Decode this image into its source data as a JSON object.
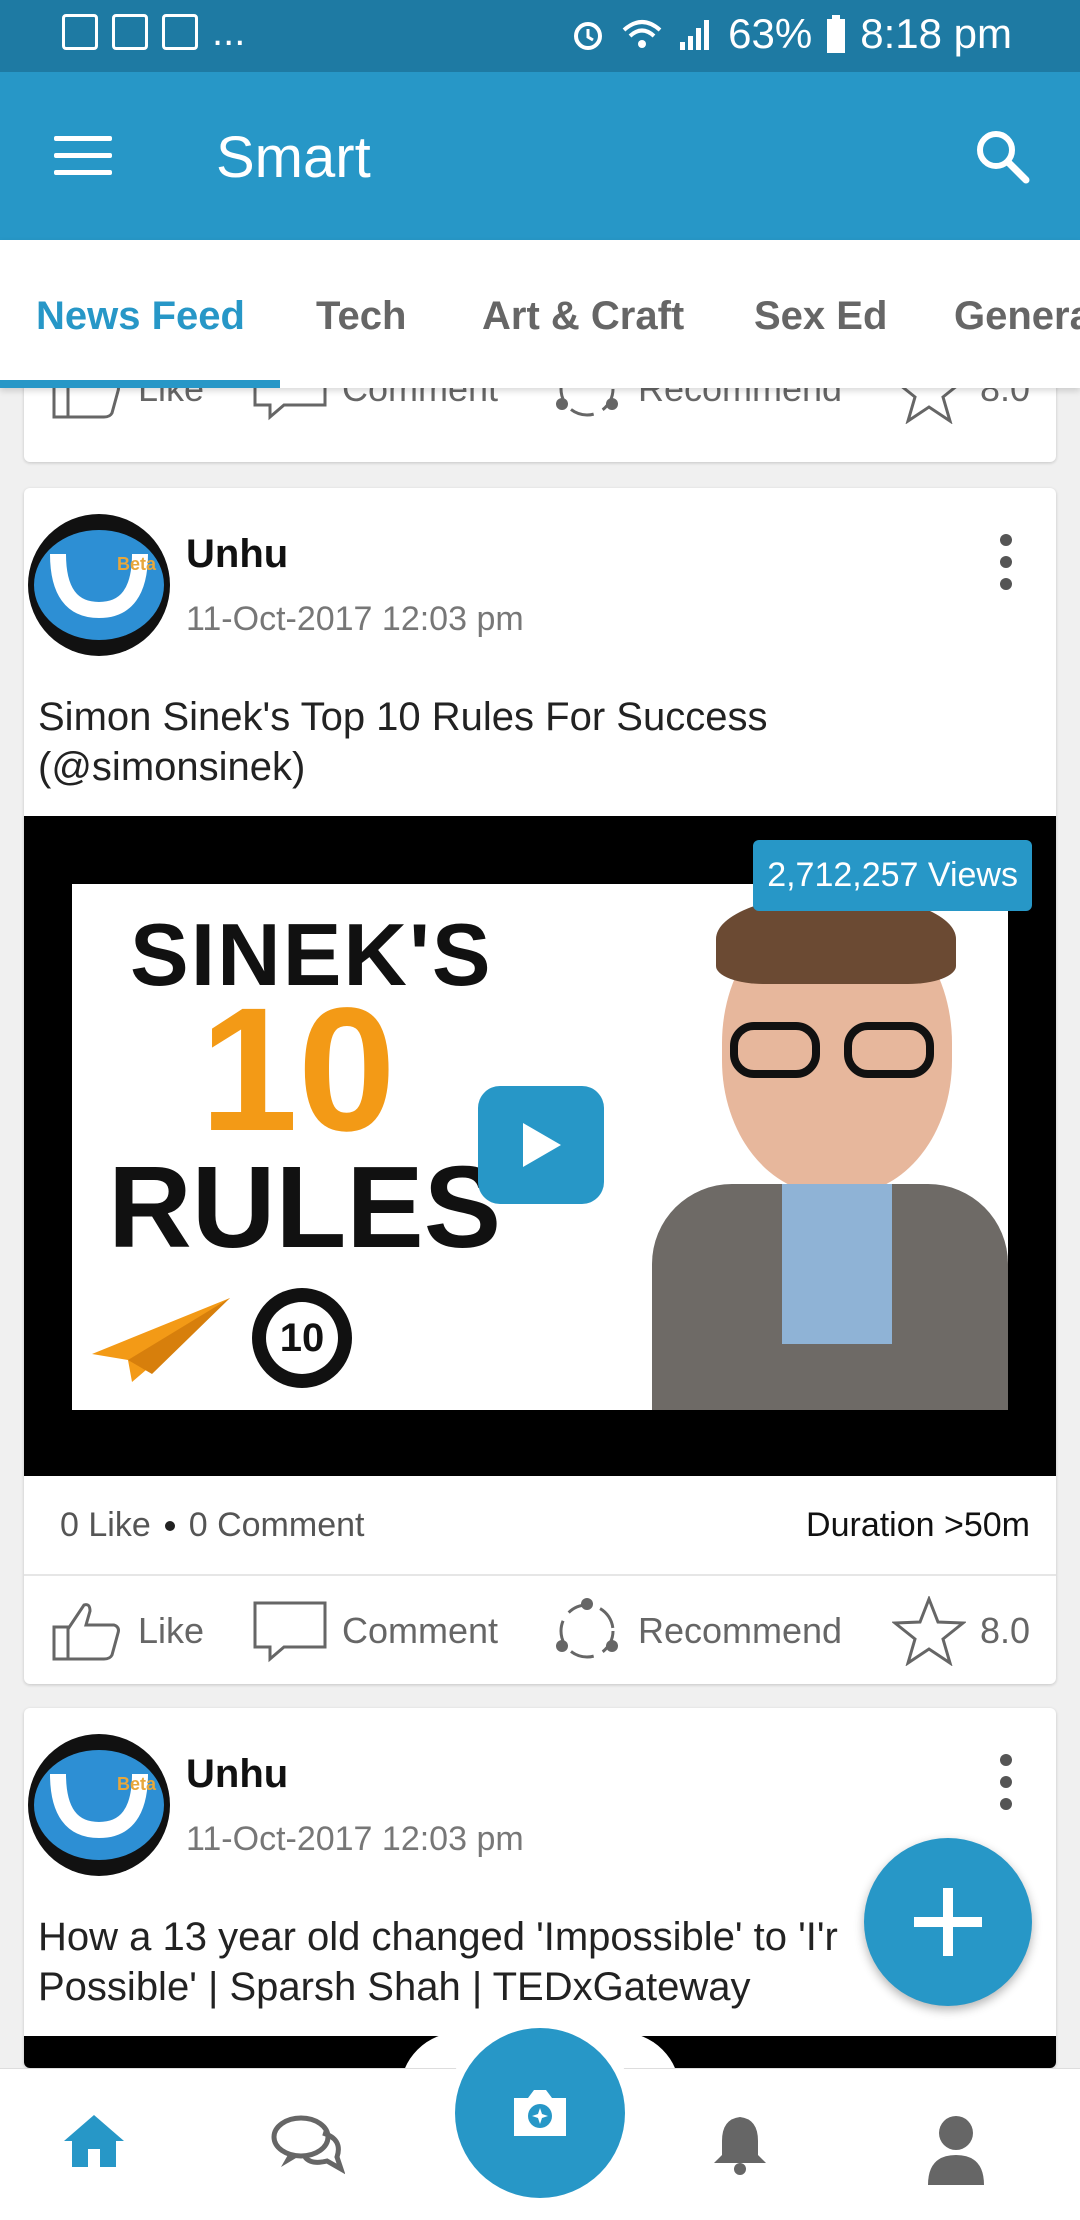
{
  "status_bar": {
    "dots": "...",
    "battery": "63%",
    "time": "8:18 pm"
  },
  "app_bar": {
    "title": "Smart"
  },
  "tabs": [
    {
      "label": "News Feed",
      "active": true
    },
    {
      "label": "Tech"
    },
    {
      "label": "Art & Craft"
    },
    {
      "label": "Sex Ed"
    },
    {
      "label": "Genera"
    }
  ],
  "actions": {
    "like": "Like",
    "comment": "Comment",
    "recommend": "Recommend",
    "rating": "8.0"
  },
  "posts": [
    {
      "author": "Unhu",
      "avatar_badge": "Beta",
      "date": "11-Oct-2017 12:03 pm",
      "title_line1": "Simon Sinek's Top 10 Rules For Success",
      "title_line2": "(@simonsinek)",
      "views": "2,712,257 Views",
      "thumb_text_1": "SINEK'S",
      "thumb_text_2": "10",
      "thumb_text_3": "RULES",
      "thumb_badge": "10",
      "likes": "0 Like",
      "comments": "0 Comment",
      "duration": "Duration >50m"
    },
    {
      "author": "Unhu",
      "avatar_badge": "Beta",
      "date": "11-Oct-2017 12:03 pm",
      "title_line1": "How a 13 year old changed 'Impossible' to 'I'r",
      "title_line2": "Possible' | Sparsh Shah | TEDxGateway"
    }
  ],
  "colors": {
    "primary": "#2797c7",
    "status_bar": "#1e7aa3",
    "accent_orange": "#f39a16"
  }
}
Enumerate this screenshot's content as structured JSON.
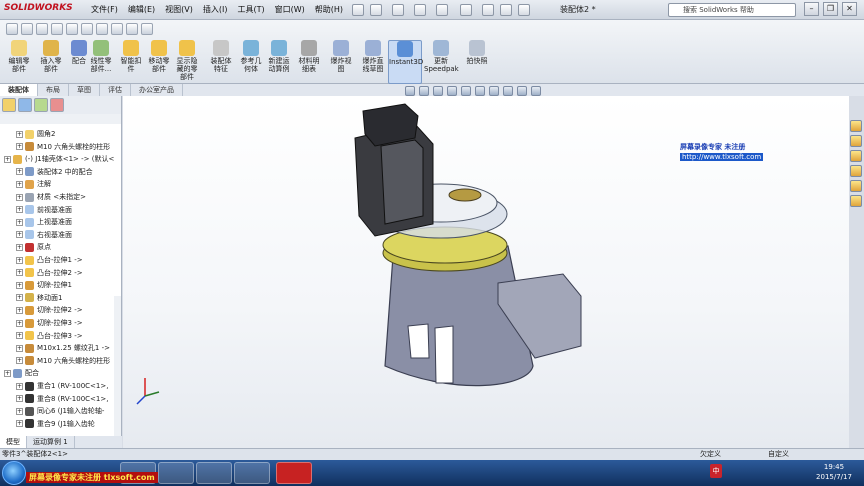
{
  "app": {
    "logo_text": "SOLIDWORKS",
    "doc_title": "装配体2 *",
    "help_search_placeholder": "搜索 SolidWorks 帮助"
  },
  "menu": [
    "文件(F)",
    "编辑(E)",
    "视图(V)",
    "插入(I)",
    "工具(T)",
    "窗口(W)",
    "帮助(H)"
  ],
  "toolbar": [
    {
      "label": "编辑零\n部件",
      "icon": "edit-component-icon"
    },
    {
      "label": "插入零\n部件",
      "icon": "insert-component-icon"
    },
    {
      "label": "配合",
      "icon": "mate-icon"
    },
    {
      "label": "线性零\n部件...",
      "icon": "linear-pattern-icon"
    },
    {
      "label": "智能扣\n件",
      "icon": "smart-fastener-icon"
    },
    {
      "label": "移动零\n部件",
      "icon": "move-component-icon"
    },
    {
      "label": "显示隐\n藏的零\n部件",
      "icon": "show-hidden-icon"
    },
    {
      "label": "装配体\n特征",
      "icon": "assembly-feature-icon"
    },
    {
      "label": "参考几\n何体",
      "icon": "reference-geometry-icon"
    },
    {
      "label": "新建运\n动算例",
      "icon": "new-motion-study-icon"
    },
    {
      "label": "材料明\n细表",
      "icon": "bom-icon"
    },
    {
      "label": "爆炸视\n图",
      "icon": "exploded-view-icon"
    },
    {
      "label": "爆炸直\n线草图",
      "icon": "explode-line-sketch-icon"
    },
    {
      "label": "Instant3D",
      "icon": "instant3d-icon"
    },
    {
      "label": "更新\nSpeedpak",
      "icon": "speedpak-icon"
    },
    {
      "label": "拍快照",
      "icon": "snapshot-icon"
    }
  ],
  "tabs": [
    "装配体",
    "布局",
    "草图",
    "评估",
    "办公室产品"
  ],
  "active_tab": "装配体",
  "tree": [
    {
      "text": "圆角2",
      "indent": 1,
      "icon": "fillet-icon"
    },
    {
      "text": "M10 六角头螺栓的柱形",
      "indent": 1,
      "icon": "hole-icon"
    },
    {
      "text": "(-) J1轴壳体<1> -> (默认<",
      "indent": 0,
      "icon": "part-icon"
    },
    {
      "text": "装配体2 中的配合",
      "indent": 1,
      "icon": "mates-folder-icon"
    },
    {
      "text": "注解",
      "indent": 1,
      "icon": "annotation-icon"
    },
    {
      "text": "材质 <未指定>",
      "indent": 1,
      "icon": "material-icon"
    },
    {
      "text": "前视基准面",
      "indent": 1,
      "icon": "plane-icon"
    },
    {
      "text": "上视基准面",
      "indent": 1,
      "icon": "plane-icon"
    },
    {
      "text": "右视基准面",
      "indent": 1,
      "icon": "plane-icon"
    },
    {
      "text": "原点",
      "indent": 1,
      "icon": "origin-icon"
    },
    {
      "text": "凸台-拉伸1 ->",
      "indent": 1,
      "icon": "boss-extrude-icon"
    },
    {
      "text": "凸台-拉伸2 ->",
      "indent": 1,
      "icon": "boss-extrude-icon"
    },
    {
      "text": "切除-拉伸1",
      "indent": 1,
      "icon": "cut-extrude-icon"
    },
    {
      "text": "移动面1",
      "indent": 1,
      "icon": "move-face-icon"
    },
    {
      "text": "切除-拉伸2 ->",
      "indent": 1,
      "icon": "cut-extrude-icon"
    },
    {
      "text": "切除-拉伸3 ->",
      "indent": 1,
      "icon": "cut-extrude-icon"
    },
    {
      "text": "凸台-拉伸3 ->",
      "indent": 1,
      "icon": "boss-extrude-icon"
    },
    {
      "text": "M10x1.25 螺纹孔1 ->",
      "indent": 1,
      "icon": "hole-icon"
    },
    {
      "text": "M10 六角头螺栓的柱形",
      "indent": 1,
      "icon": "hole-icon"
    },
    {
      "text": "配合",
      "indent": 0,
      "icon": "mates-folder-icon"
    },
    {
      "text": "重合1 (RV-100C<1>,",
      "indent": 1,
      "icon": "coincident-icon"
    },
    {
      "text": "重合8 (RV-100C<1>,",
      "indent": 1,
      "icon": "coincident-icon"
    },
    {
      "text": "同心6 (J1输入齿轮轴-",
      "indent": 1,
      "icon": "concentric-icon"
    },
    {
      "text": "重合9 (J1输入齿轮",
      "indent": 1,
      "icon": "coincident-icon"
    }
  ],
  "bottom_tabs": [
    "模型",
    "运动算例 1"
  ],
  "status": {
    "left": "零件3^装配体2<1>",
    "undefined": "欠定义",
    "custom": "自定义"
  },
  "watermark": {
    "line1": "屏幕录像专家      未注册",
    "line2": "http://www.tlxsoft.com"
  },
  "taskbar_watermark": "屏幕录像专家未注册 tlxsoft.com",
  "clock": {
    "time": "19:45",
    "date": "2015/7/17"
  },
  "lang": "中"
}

- **Directive**: Transcribe the whole listing exactly. Pictures stay out of your copy.

- **Exercise response**:
Decode this image into its source data as a JSON object.
{
  "status_bar": {
    "dots": "...",
    "battery": "63%",
    "time": "8:18 pm"
  },
  "app_bar": {
    "title": "Smart"
  },
  "tabs": [
    {
      "label": "News Feed",
      "active": true
    },
    {
      "label": "Tech"
    },
    {
      "label": "Art & Craft"
    },
    {
      "label": "Sex Ed"
    },
    {
      "label": "Genera"
    }
  ],
  "actions": {
    "like": "Like",
    "comment": "Comment",
    "recommend": "Recommend",
    "rating": "8.0"
  },
  "posts": [
    {
      "author": "Unhu",
      "avatar_badge": "Beta",
      "date": "11-Oct-2017 12:03 pm",
      "title_line1": "Simon Sinek's Top 10 Rules For Success",
      "title_line2": "(@simonsinek)",
      "views": "2,712,257 Views",
      "thumb_text_1": "SINEK'S",
      "thumb_text_2": "10",
      "thumb_text_3": "RULES",
      "thumb_badge": "10",
      "likes": "0 Like",
      "comments": "0 Comment",
      "duration": "Duration >50m"
    },
    {
      "author": "Unhu",
      "avatar_badge": "Beta",
      "date": "11-Oct-2017 12:03 pm",
      "title_line1": "How a 13 year old changed 'Impossible' to 'I'r",
      "title_line2": "Possible' | Sparsh Shah | TEDxGateway"
    }
  ],
  "colors": {
    "primary": "#2797c7",
    "status_bar": "#1e7aa3",
    "accent_orange": "#f39a16"
  }
}
Enumerate this screenshot's content as structured JSON.
{
  "app": {
    "logo_text": "SOLIDWORKS",
    "doc_title": "装配体2 *",
    "help_search_placeholder": "搜索 SolidWorks 帮助"
  },
  "menu": [
    "文件(F)",
    "编辑(E)",
    "视图(V)",
    "插入(I)",
    "工具(T)",
    "窗口(W)",
    "帮助(H)"
  ],
  "toolbar": [
    {
      "label": "编辑零\n部件",
      "icon": "edit-component-icon"
    },
    {
      "label": "插入零\n部件",
      "icon": "insert-component-icon"
    },
    {
      "label": "配合",
      "icon": "mate-icon"
    },
    {
      "label": "线性零\n部件...",
      "icon": "linear-pattern-icon"
    },
    {
      "label": "智能扣\n件",
      "icon": "smart-fastener-icon"
    },
    {
      "label": "移动零\n部件",
      "icon": "move-component-icon"
    },
    {
      "label": "显示隐\n藏的零\n部件",
      "icon": "show-hidden-icon"
    },
    {
      "label": "装配体\n特征",
      "icon": "assembly-feature-icon"
    },
    {
      "label": "参考几\n何体",
      "icon": "reference-geometry-icon"
    },
    {
      "label": "新建运\n动算例",
      "icon": "new-motion-study-icon"
    },
    {
      "label": "材料明\n细表",
      "icon": "bom-icon"
    },
    {
      "label": "爆炸视\n图",
      "icon": "exploded-view-icon"
    },
    {
      "label": "爆炸直\n线草图",
      "icon": "explode-line-sketch-icon"
    },
    {
      "label": "Instant3D",
      "icon": "instant3d-icon"
    },
    {
      "label": "更新\nSpeedpak",
      "icon": "speedpak-icon"
    },
    {
      "label": "拍快照",
      "icon": "snapshot-icon"
    }
  ],
  "tabs": [
    "装配体",
    "布局",
    "草图",
    "评估",
    "办公室产品"
  ],
  "active_tab": "装配体",
  "tree": [
    {
      "text": "圆角2",
      "indent": 1,
      "icon": "fillet-icon"
    },
    {
      "text": "M10 六角头螺栓的柱形",
      "indent": 1,
      "icon": "hole-icon"
    },
    {
      "text": "(-) J1轴壳体<1> -> (默认<",
      "indent": 0,
      "icon": "part-icon"
    },
    {
      "text": "装配体2 中的配合",
      "indent": 1,
      "icon": "mates-folder-icon"
    },
    {
      "text": "注解",
      "indent": 1,
      "icon": "annotation-icon"
    },
    {
      "text": "材质 <未指定>",
      "indent": 1,
      "icon": "material-icon"
    },
    {
      "text": "前视基准面",
      "indent": 1,
      "icon": "plane-icon"
    },
    {
      "text": "上视基准面",
      "indent": 1,
      "icon": "plane-icon"
    },
    {
      "text": "右视基准面",
      "indent": 1,
      "icon": "plane-icon"
    },
    {
      "text": "原点",
      "indent": 1,
      "icon": "origin-icon"
    },
    {
      "text": "凸台-拉伸1 ->",
      "indent": 1,
      "icon": "boss-extrude-icon"
    },
    {
      "text": "凸台-拉伸2 ->",
      "indent": 1,
      "icon": "boss-extrude-icon"
    },
    {
      "text": "切除-拉伸1",
      "indent": 1,
      "icon": "cut-extrude-icon"
    },
    {
      "text": "移动面1",
      "indent": 1,
      "icon": "move-face-icon"
    },
    {
      "text": "切除-拉伸2 ->",
      "indent": 1,
      "icon": "cut-extrude-icon"
    },
    {
      "text": "切除-拉伸3 ->",
      "indent": 1,
      "icon": "cut-extrude-icon"
    },
    {
      "text": "凸台-拉伸3 ->",
      "indent": 1,
      "icon": "boss-extrude-icon"
    },
    {
      "text": "M10x1.25 螺纹孔1 ->",
      "indent": 1,
      "icon": "hole-icon"
    },
    {
      "text": "M10 六角头螺栓的柱形",
      "indent": 1,
      "icon": "hole-icon"
    },
    {
      "text": "配合",
      "indent": 0,
      "icon": "mates-folder-icon"
    },
    {
      "text": "重合1 (RV-100C<1>,",
      "indent": 1,
      "icon": "coincident-icon"
    },
    {
      "text": "重合8 (RV-100C<1>,",
      "indent": 1,
      "icon": "coincident-icon"
    },
    {
      "text": "同心6 (J1输入齿轮轴-",
      "indent": 1,
      "icon": "concentric-icon"
    },
    {
      "text": "重合9 (J1输入齿轮",
      "indent": 1,
      "icon": "coincident-icon"
    }
  ],
  "bottom_tabs": [
    "模型",
    "运动算例 1"
  ],
  "status": {
    "left": "零件3^装配体2<1>",
    "undefined": "欠定义",
    "custom": "自定义"
  },
  "watermark": {
    "line1": "屏幕录像专家      未注册",
    "line2": "http://www.tlxsoft.com"
  },
  "taskbar_watermark": "屏幕录像专家未注册 tlxsoft.com",
  "clock": {
    "time": "19:45",
    "date": "2015/7/17"
  },
  "lang": "中"
}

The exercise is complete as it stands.